EXERCISE REQUIREMENTS: Reproduce all of the data exactly.
━━━━━ DATASET EXCERPTS
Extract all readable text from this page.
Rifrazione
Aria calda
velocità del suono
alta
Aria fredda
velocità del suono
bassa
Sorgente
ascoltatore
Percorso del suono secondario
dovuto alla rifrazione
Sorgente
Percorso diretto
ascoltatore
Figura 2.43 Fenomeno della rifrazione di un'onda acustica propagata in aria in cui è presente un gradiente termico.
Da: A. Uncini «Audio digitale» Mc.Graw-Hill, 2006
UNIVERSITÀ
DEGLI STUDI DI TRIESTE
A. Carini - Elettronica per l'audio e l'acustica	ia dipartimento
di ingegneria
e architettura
━━━━━━━━━━
FINISHED EXERCISE:
Extract all readable text from this page.
Rifrazione
Aria calda
velocità del suono
alta
Aria fredda
velocità del suono
bassa
Sorgente
ascoltatore
Percorso del suono secondario
dovuto alla rifrazione
Sorgente
Percorso diretto
ascoltatore
Figura 2.43 Fenomeno della rifrazione di un'onda acustica propagata in aria in cui è presente un gradiente termico.
Da: A. Uncini «Audio digitale» Mc.Graw-Hill, 2006
UNIVERSITÀ
DEGLI STUDI DI TRIESTE
A. Carini - Elettronica per l'audio e l'acustica	ia dipartimento
di ingegneria
e architettura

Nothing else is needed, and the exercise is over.